• Exercise data:
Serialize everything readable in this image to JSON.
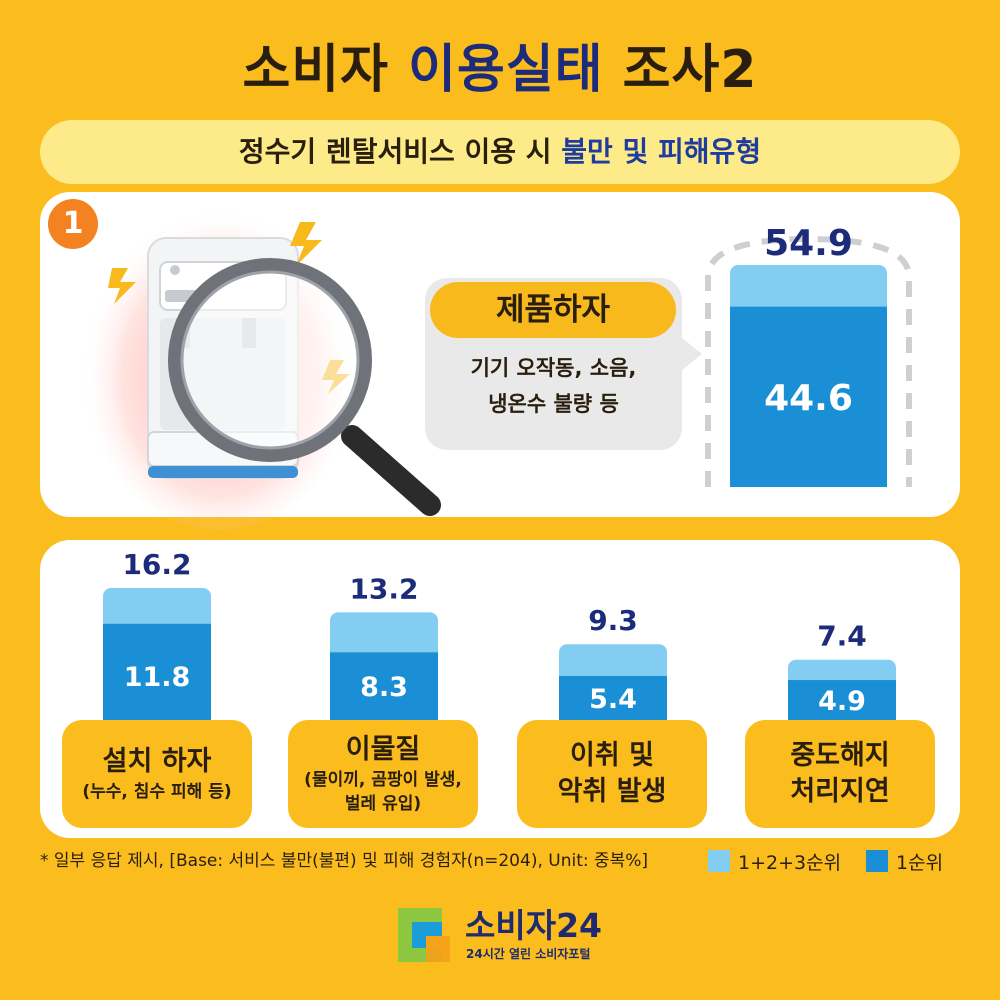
{
  "title": {
    "part1": "소비자",
    "part2": "이용실태",
    "part3": "조사2"
  },
  "subtitle": {
    "part1": "정수기 렌탈서비스 이용 시",
    "part2": "불만 및 피해유형"
  },
  "badge": "1",
  "featured": {
    "tag": "제품하자",
    "desc_line1": "기기 오작동, 소음,",
    "desc_line2": "냉온수 불량 등"
  },
  "footnote": "* 일부 응답 제시, [Base: 서비스 불만(불편) 및 피해 경험자(n=204), Unit:  중복%]",
  "legend": [
    {
      "label": "1+2+3순위",
      "color": "#82CDF1"
    },
    {
      "label": "1순위",
      "color": "#1A8FD6"
    }
  ],
  "logo": {
    "name": "소비자24",
    "tagline": "24시간 열린 소비자포털"
  },
  "chart_data": {
    "type": "bar",
    "categories": [
      "제품하자",
      "설치 하자",
      "이물질",
      "이취 및 악취 발생",
      "중도해지 처리지연"
    ],
    "series": [
      {
        "name": "1+2+3순위",
        "values": [
          54.9,
          16.2,
          13.2,
          9.3,
          7.4
        ]
      },
      {
        "name": "1순위",
        "values": [
          44.6,
          11.8,
          8.3,
          5.4,
          4.9
        ]
      }
    ],
    "title": "",
    "xlabel": "",
    "ylabel": "",
    "labels": [
      {
        "main": "설치 하자",
        "sub": "(누수, 침수 피해 등)"
      },
      {
        "main": "이물질",
        "sub1": "(물이끼, 곰팡이 발생,",
        "sub2": "벌레 유입)"
      },
      {
        "main1": "이취 및",
        "main2": "악취 발생"
      },
      {
        "main1": "중도해지",
        "main2": "처리지연"
      }
    ]
  }
}
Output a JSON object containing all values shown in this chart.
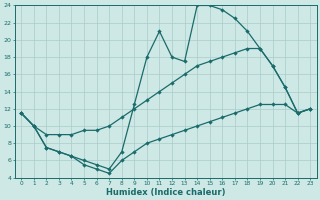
{
  "xlabel": "Humidex (Indice chaleur)",
  "background_color": "#cde8e5",
  "grid_color": "#aaccca",
  "line_color": "#1a6b6b",
  "xlim": [
    -0.5,
    23.5
  ],
  "ylim": [
    4,
    24
  ],
  "xticks": [
    0,
    1,
    2,
    3,
    4,
    5,
    6,
    7,
    8,
    9,
    10,
    11,
    12,
    13,
    14,
    15,
    16,
    17,
    18,
    19,
    20,
    21,
    22,
    23
  ],
  "yticks": [
    4,
    6,
    8,
    10,
    12,
    14,
    16,
    18,
    20,
    22,
    24
  ],
  "line1_x": [
    0,
    1,
    2,
    3,
    4,
    5,
    6,
    7,
    8,
    9,
    10,
    11,
    12,
    13,
    14,
    15,
    16,
    17,
    18,
    19,
    20,
    21,
    22,
    23
  ],
  "line1_y": [
    11.5,
    10.0,
    7.5,
    7.0,
    6.5,
    6.0,
    5.5,
    5.0,
    7.0,
    12.5,
    18.0,
    21.0,
    18.0,
    17.5,
    24.0,
    24.0,
    23.5,
    22.5,
    21.0,
    19.0,
    17.0,
    14.5,
    11.5,
    12.0
  ],
  "line2_x": [
    0,
    1,
    2,
    3,
    4,
    5,
    6,
    7,
    8,
    9,
    10,
    11,
    12,
    13,
    14,
    15,
    16,
    17,
    18,
    19,
    20,
    21,
    22,
    23
  ],
  "line2_y": [
    11.5,
    10.0,
    9.0,
    9.0,
    9.0,
    9.5,
    9.5,
    10.0,
    11.0,
    12.0,
    13.0,
    14.0,
    15.0,
    16.0,
    17.0,
    17.5,
    18.0,
    18.5,
    19.0,
    19.0,
    17.0,
    14.5,
    11.5,
    12.0
  ],
  "line3_x": [
    0,
    1,
    2,
    3,
    4,
    5,
    6,
    7,
    8,
    9,
    10,
    11,
    12,
    13,
    14,
    15,
    16,
    17,
    18,
    19,
    20,
    21,
    22,
    23
  ],
  "line3_y": [
    11.5,
    10.0,
    7.5,
    7.0,
    6.5,
    5.5,
    5.0,
    4.5,
    6.0,
    7.0,
    8.0,
    8.5,
    9.0,
    9.5,
    10.0,
    10.5,
    11.0,
    11.5,
    12.0,
    12.5,
    12.5,
    12.5,
    11.5,
    12.0
  ]
}
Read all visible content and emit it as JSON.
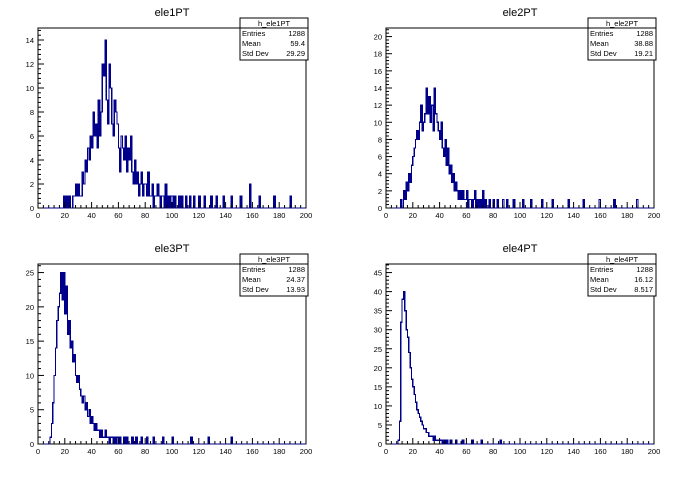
{
  "chart_data": [
    {
      "type": "bar",
      "histogram": true,
      "title": "ele1PT",
      "xlabel": "",
      "ylabel": "",
      "xlim": [
        0,
        200
      ],
      "ylim": [
        0,
        15
      ],
      "bin_width": 1,
      "color": "#00008b",
      "xticks": [
        0,
        20,
        40,
        60,
        80,
        100,
        120,
        140,
        160,
        180,
        200
      ],
      "yticks": [
        0,
        2,
        4,
        6,
        8,
        10,
        12,
        14
      ],
      "stats": {
        "name": "h_ele1PT",
        "rows": [
          {
            "label": "Entries",
            "value": "1288"
          },
          {
            "label": "Mean",
            "value": "59.4"
          },
          {
            "label": "Std Dev",
            "value": "29.29"
          }
        ]
      },
      "values": [
        0,
        0,
        0,
        0,
        0,
        0,
        0,
        0,
        0,
        0,
        0,
        0,
        0,
        0,
        0,
        0,
        0,
        0,
        0,
        1,
        0,
        1,
        0,
        1,
        0,
        0,
        1,
        1,
        2,
        1,
        2,
        1,
        1,
        3,
        2,
        4,
        3,
        5,
        4,
        6,
        5,
        8,
        6,
        7,
        5,
        9,
        6,
        8,
        12,
        11,
        14,
        9,
        7,
        12,
        10,
        7,
        6,
        9,
        8,
        7,
        5,
        3,
        6,
        5,
        4,
        6,
        3,
        5,
        4,
        6,
        3,
        2,
        4,
        2,
        3,
        1,
        2,
        3,
        1,
        2,
        2,
        1,
        3,
        1,
        1,
        2,
        0,
        1,
        1,
        2,
        1,
        0,
        1,
        1,
        0,
        2,
        0,
        1,
        0,
        1,
        1,
        0,
        1,
        0,
        0,
        1,
        0,
        1,
        0,
        0,
        1,
        0,
        0,
        1,
        0,
        0,
        1,
        0,
        0,
        0,
        1,
        0,
        0,
        0,
        1,
        0,
        0,
        0,
        0,
        1,
        0,
        0,
        0,
        1,
        0,
        0,
        0,
        0,
        1,
        0,
        0,
        0,
        0,
        0,
        1,
        0,
        0,
        0,
        0,
        0,
        0,
        1,
        0,
        0,
        0,
        0,
        0,
        0,
        2,
        0,
        0,
        0,
        0,
        0,
        0,
        1,
        0,
        0,
        0,
        0,
        0,
        0,
        0,
        0,
        0,
        0,
        1,
        0,
        0,
        0,
        0,
        0,
        0,
        0,
        0,
        0,
        0,
        0,
        1,
        0,
        0,
        0,
        0,
        0,
        0,
        0,
        0,
        0,
        0,
        0
      ]
    },
    {
      "type": "bar",
      "histogram": true,
      "title": "ele2PT",
      "xlabel": "",
      "ylabel": "",
      "xlim": [
        0,
        200
      ],
      "ylim": [
        0,
        21
      ],
      "bin_width": 1,
      "color": "#00008b",
      "xticks": [
        0,
        20,
        40,
        60,
        80,
        100,
        120,
        140,
        160,
        180,
        200
      ],
      "yticks": [
        0,
        2,
        4,
        6,
        8,
        10,
        12,
        14,
        16,
        18,
        20
      ],
      "stats": {
        "name": "h_ele2PT",
        "rows": [
          {
            "label": "Entries",
            "value": "1288"
          },
          {
            "label": "Mean",
            "value": "38.88"
          },
          {
            "label": "Std Dev",
            "value": "19.21"
          }
        ]
      },
      "values": [
        0,
        0,
        0,
        0,
        0,
        0,
        0,
        0,
        0,
        0,
        0,
        1,
        0,
        2,
        1,
        3,
        2,
        4,
        3,
        5,
        6,
        7,
        8,
        9,
        8,
        10,
        12,
        9,
        10,
        11,
        14,
        11,
        13,
        10,
        12,
        9,
        14,
        11,
        10,
        9,
        8,
        10,
        7,
        6,
        8,
        5,
        7,
        4,
        5,
        3,
        4,
        2,
        3,
        2,
        1,
        2,
        1,
        2,
        1,
        1,
        2,
        0,
        1,
        1,
        0,
        1,
        2,
        0,
        1,
        0,
        1,
        0,
        2,
        0,
        1,
        0,
        0,
        1,
        0,
        0,
        1,
        0,
        0,
        1,
        0,
        0,
        0,
        1,
        0,
        0,
        1,
        0,
        0,
        0,
        0,
        1,
        0,
        0,
        0,
        0,
        0,
        0,
        1,
        0,
        0,
        0,
        0,
        0,
        1,
        0,
        0,
        0,
        0,
        0,
        0,
        0,
        1,
        0,
        0,
        0,
        0,
        0,
        0,
        0,
        1,
        0,
        0,
        0,
        0,
        0,
        0,
        0,
        0,
        0,
        0,
        0,
        1,
        0,
        0,
        0,
        0,
        0,
        0,
        0,
        0,
        0,
        0,
        1,
        0,
        0,
        0,
        0,
        0,
        0,
        0,
        0,
        0,
        0,
        0,
        1,
        0,
        0,
        0,
        0,
        0,
        0,
        0,
        0,
        0,
        0,
        1,
        0,
        0,
        0,
        0,
        0,
        0,
        0,
        0,
        0,
        0,
        0,
        0,
        0,
        0,
        0,
        0,
        1,
        0,
        0,
        0,
        0,
        0,
        0,
        0,
        0,
        0,
        0,
        0,
        0
      ]
    },
    {
      "type": "bar",
      "histogram": true,
      "title": "ele3PT",
      "xlabel": "",
      "ylabel": "",
      "xlim": [
        0,
        200
      ],
      "ylim": [
        0,
        26.25
      ],
      "bin_width": 1,
      "color": "#00008b",
      "xticks": [
        0,
        20,
        40,
        60,
        80,
        100,
        120,
        140,
        160,
        180,
        200
      ],
      "yticks": [
        0,
        5,
        10,
        15,
        20,
        25
      ],
      "stats": {
        "name": "h_ele3PT",
        "rows": [
          {
            "label": "Entries",
            "value": "1288"
          },
          {
            "label": "Mean",
            "value": "24.37"
          },
          {
            "label": "Std Dev",
            "value": "13.93"
          }
        ]
      },
      "values": [
        0,
        0,
        0,
        0,
        0,
        0,
        0,
        0,
        0,
        1,
        3,
        6,
        10,
        14,
        18,
        20,
        22,
        25,
        21,
        25,
        19,
        23,
        16,
        18,
        14,
        15,
        12,
        13,
        10,
        9,
        10,
        8,
        7,
        6,
        7,
        5,
        6,
        4,
        5,
        3,
        4,
        3,
        2,
        3,
        2,
        2,
        1,
        2,
        1,
        1,
        2,
        1,
        1,
        0,
        1,
        1,
        0,
        1,
        0,
        1,
        0,
        1,
        0,
        0,
        1,
        0,
        1,
        0,
        0,
        0,
        1,
        0,
        0,
        1,
        0,
        0,
        0,
        1,
        0,
        0,
        0,
        1,
        0,
        0,
        0,
        0,
        1,
        0,
        0,
        0,
        0,
        0,
        0,
        1,
        0,
        0,
        0,
        0,
        0,
        0,
        1,
        0,
        0,
        0,
        0,
        0,
        0,
        0,
        0,
        0,
        0,
        0,
        0,
        0,
        1,
        0,
        0,
        0,
        0,
        0,
        0,
        0,
        0,
        0,
        0,
        0,
        0,
        1,
        0,
        0,
        0,
        0,
        0,
        0,
        0,
        0,
        0,
        0,
        0,
        0,
        0,
        0,
        0,
        0,
        1,
        0,
        0,
        0,
        0,
        0,
        0,
        0,
        0,
        0,
        0,
        0,
        0,
        0,
        0,
        0,
        0,
        0,
        0,
        0,
        0,
        0,
        0,
        0,
        0,
        0,
        0,
        0,
        0,
        0,
        0,
        0,
        0,
        0,
        0,
        0,
        0,
        0,
        0,
        0,
        0,
        0,
        0,
        0,
        0,
        0,
        0,
        0,
        0,
        0,
        0,
        0,
        0,
        0,
        0,
        0
      ]
    },
    {
      "type": "bar",
      "histogram": true,
      "title": "ele4PT",
      "xlabel": "",
      "ylabel": "",
      "xlim": [
        0,
        200
      ],
      "ylim": [
        0,
        47.25
      ],
      "bin_width": 1,
      "color": "#00008b",
      "xticks": [
        0,
        20,
        40,
        60,
        80,
        100,
        120,
        140,
        160,
        180,
        200
      ],
      "yticks": [
        0,
        5,
        10,
        15,
        20,
        25,
        30,
        35,
        40,
        45
      ],
      "stats": {
        "name": "h_ele4PT",
        "rows": [
          {
            "label": "Entries",
            "value": "1288"
          },
          {
            "label": "Mean",
            "value": "16.12"
          },
          {
            "label": "Std Dev",
            "value": "8.517"
          }
        ]
      },
      "values": [
        0,
        0,
        0,
        0,
        0,
        0,
        0,
        0,
        0,
        1,
        6,
        32,
        38,
        40,
        35,
        30,
        28,
        24,
        20,
        17,
        15,
        13,
        11,
        9,
        8,
        7,
        6,
        5,
        4,
        4,
        3,
        3,
        2,
        2,
        2,
        1,
        2,
        1,
        1,
        1,
        1,
        1,
        0,
        1,
        0,
        1,
        0,
        0,
        1,
        0,
        0,
        0,
        1,
        0,
        0,
        0,
        0,
        1,
        0,
        0,
        0,
        0,
        0,
        0,
        1,
        0,
        0,
        0,
        0,
        0,
        0,
        1,
        0,
        0,
        0,
        0,
        0,
        0,
        0,
        0,
        0,
        0,
        0,
        0,
        0,
        1,
        0,
        0,
        0,
        0,
        0,
        0,
        0,
        0,
        0,
        0,
        0,
        0,
        0,
        0,
        0,
        0,
        0,
        0,
        0,
        0,
        0,
        0,
        0,
        0,
        0,
        0,
        0,
        0,
        0,
        0,
        0,
        0,
        0,
        0,
        0,
        0,
        0,
        0,
        0,
        0,
        0,
        0,
        0,
        0,
        0,
        0,
        0,
        0,
        0,
        0,
        0,
        0,
        0,
        0,
        0,
        0,
        0,
        0,
        0,
        0,
        0,
        0,
        0,
        0,
        0,
        0,
        0,
        0,
        0,
        0,
        0,
        0,
        0,
        0,
        0,
        0,
        0,
        0,
        0,
        0,
        0,
        0,
        0,
        0,
        0,
        0,
        0,
        0,
        0,
        0,
        0,
        0,
        0,
        0,
        0,
        0,
        0,
        0,
        0,
        0,
        0,
        0,
        0,
        0,
        0,
        0,
        0,
        0,
        0,
        0,
        0,
        0,
        0,
        0
      ]
    }
  ]
}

• What to work on:
Only lines holding the string "JSON" are wanted; gather each one from the entries above.

• Finished task:
Serialize everything readable in this image to JSON.
Output a JSON object containing all values shown in this chart.
Read all visible content and emit it as JSON.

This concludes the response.